## Directions
• A. Translate this sentence from the passage on the processor-based device into Spanish: "The panning / scrolling logic 1832a may, for example, be stored as one or more executable instructions."
• B. Write the next part of the passage on the processor-based device, carrying on after its final sentence.

## Supplied passage
>>>

The processor-based device 1804 may also include one or more solid state memories, for instance Flash memory or solid state drive (SSD) 1818, which provides nonvolatile storage of computer-readable instructions, data structures, program modules and other data for the processor-based device 1804. Although not depicted, the processor-based device 1804 can employ other nontransitory computer- or processor-readable media, for example a hard disk drive, an optical disk drive, or memory card media drive. Program modules can be stored in the system memory 1808, such as an operating system 1830, one or more application programs 1832, other programs or modules 1834, drivers 1836 and program data 1838.

The application programs 1832 may, for example, include panning / scrolling 1832a. Such panning / scrolling logic may include, but is not limited to logic that determines when and/or where a pointer (e.g. , finger, stylus, cursor) enters a user interface element that includes a region having a central portion and at least one margin. Such panning / scrolling logic may include, but is not limited to logic that determines a direction and a rate at which at least one element of the user interface element should appear to move, and causes updating of a display to cause the at least one element to appear to move in the determined direction at the determined rate. The panning / scrolling logic 1832a may, for example, be stored as one or more executable instructions. The panning / scrolling logic 1832a may include processor and/or machine executable logic or instructions to generate user interface objects using data that characterizes movement of a pointer, for example data from a touch-sensitive display or from a computer mouse or trackball, or other user interface device.

The system memory 1808 may also include communications programs 1840, for example a server and/or a Web client or browser for permitting the processor-based device 1804 to access and exchange data with other systems such as user computing systems, Web sites on the Internet, corporate intranets, or other networks as described below. The communications programs 1840 in the depicted implementation is markup language based, such as Hypertext Markup Language (HTML), Extensible Markup Language (XML) or Wireless Markup Language (WML), and operates with markup languages that use syntactically delimited characters added to the data of a document to represent the structure of the document. A number of servers and/or Web clients or browsers are commercially available such as those from Mozilla Corporation of California and Microsoft of Washington.

<<<

## Collected data
>>>

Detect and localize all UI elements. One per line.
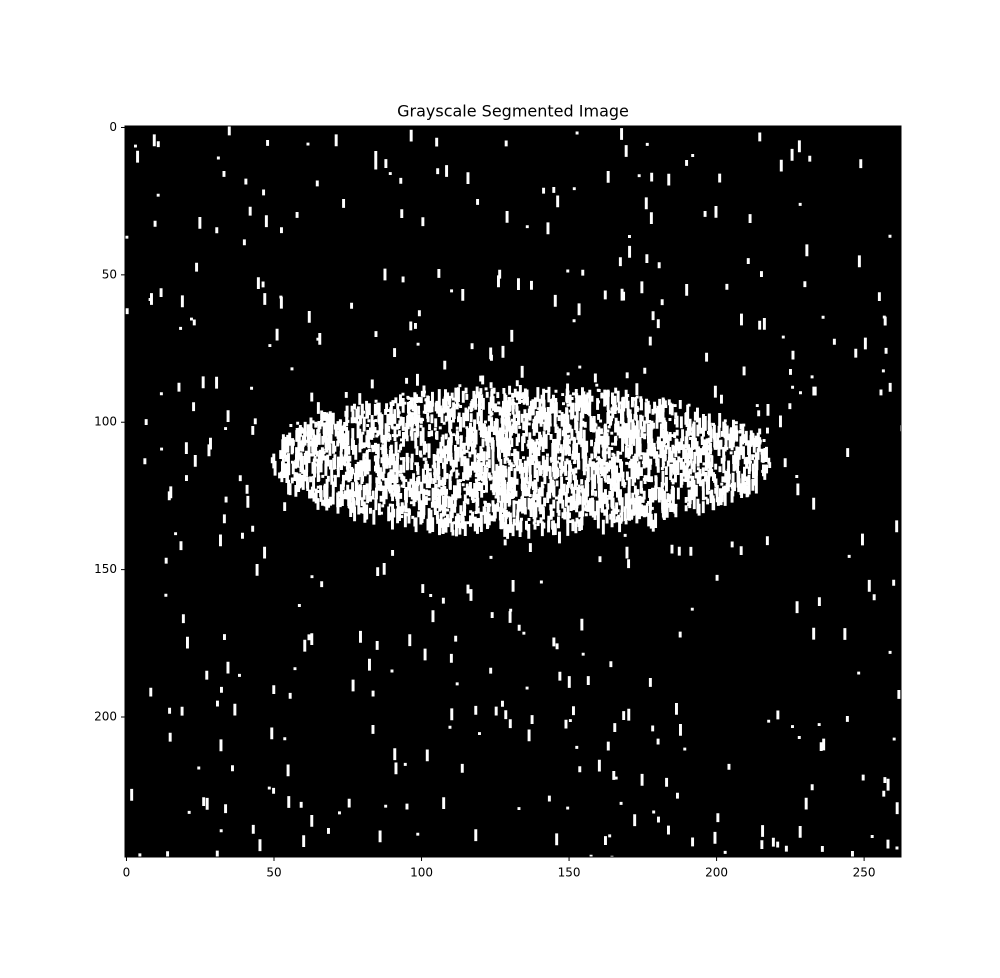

<<<

## Task results
• A. La lógica de paneo / desplazamiento 1832a puede, por ejemplo, almacenarse como una o más instrucciones ejecutables.

• B.
While shown in Figure 18 as being stored in the system memory 1808, the operating system 1830, application programs 1832, other programs/modules 1834, drivers 1836, program data 1838 and server and/or communications programs 1840 can be stored on any other of a large variety of nontransitory processor-readable media e.g., hard disk drive, optical disk drive, SSD and/or flash memory).

A user may enter commands and information via a pointer, for example through input devices such as a touch screen 1848 via a finger 1844a, stylus 1844b, or via a computer mouse or trackball 1844c which controls a cursor. Other input devices can include a microphone, joystick, game pad, tablet, scanner, biometric scanning device, etc. These and other input devices (i.e., “I/O devices”) are connected to the processor(s) 1806 through an interface 1846 such as touchscreen controller and/or a universal serial bus (“USB”) interface that couples user input to the system bus 1810, although other interfaces such as a parallel port, a game port or a wireless interface or a serial port may be used. The touch screen 1848 can be coupled to the system bus 1810 via a video interface 1850, such as a video adapter to receive image data or image information for display via the touch screen 1848. Although not shown, the processor-based device 1804 can include other output devices, such as speakers, vibrator, haptic actuator, etc.

The processor-based device 1804 may operate in a networked environment using one or more of the logical connections to communicate with one or more remote computers, servers and/or devices via one or more communications channels, for example, one or more networks 1814a, 1814b. These logical connections may facilitate any known method of permitting computers to communicate, such as through one or more LANs and/or WANs, such as the Internet, and/or cellular communications networks. Such networking environments are well known in wired and wireless enterprise-wide computer networks, intranets, extranets, the Internet, and other types of communication networks including telecommunications networks, cellular networks, paging networks, and other mobile networks.

When used in a networking environment, the processor-based device 1804 may include one or more wired or wireless communications interfaces 1814a, 1814b (e.g., cellular radios, WIFI radios, Bluetooth radios) for establishing communications over the network, for instance the Internet 1814a or cellular network.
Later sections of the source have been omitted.